- **Work request**:
If a line below contains the string "duty", return that line.
*** Source records ***
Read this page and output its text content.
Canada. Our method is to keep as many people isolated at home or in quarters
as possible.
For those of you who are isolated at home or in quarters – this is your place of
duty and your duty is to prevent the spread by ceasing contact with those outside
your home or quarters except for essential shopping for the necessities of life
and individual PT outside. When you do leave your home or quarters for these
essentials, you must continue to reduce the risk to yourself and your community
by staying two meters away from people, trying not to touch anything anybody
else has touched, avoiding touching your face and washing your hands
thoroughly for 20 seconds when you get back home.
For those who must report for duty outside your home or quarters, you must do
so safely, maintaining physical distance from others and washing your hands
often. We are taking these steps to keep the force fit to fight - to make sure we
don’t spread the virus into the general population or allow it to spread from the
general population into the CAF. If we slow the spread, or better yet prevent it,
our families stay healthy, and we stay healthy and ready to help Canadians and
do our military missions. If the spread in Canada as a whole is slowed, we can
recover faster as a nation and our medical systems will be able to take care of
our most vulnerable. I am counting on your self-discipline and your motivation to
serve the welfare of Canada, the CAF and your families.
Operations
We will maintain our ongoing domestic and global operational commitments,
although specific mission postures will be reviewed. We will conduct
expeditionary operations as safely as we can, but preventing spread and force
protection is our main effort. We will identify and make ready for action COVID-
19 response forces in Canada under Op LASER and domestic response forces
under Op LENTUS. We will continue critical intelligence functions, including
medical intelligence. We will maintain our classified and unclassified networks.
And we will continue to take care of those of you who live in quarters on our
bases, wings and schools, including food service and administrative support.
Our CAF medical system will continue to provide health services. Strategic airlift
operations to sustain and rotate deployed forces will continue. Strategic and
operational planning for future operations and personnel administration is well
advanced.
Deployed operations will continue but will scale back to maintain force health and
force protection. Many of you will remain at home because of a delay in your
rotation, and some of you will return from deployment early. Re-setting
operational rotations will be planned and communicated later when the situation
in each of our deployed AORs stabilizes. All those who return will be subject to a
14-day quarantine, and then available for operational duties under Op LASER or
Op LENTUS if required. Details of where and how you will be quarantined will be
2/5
***
- **Output for this task**:
duty and your duty is to prevent the spread by ceasing contact with those outside
For those who must report for duty outside your home or quarters, you must do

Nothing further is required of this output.